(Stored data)
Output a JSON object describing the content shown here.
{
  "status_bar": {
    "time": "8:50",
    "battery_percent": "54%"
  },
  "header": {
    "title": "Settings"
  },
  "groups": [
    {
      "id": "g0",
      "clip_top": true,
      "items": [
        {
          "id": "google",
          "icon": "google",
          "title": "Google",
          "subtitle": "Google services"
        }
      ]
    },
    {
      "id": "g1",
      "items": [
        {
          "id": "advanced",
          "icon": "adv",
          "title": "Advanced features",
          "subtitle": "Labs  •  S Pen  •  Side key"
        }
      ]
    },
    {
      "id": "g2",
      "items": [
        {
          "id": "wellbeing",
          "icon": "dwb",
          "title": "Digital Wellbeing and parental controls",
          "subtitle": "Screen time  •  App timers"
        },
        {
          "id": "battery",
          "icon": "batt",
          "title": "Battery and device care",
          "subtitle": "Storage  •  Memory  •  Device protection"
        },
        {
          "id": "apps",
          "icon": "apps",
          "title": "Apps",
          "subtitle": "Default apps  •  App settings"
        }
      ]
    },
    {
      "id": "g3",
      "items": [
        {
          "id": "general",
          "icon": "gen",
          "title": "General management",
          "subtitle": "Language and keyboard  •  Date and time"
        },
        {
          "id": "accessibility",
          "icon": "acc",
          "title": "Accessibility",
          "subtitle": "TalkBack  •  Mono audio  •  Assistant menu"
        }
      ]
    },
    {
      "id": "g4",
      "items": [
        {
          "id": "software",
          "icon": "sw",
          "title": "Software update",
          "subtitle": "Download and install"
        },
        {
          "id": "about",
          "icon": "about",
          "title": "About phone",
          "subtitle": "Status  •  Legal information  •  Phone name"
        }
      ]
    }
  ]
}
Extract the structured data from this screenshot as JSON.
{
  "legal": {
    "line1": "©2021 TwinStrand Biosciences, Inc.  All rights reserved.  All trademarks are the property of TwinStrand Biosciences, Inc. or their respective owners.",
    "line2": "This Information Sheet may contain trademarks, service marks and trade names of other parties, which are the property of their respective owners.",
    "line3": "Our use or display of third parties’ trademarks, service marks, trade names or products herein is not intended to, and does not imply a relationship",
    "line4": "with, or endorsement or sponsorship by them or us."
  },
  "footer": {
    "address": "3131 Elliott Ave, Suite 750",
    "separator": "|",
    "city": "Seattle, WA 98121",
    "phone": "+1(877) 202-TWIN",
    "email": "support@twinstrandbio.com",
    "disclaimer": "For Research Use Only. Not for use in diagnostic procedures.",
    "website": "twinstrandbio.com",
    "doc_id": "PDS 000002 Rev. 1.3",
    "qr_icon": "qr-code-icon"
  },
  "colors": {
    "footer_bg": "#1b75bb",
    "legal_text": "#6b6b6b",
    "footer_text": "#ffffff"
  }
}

WHAT YOU HAVE TO DO: Copy out every line holding the string "time".

PROBLEM SOLUTION:
    "time": "8:50",
          "subtitle": "Screen time  •  App timers"
          "subtitle": "Language and keyboard  •  Date and time"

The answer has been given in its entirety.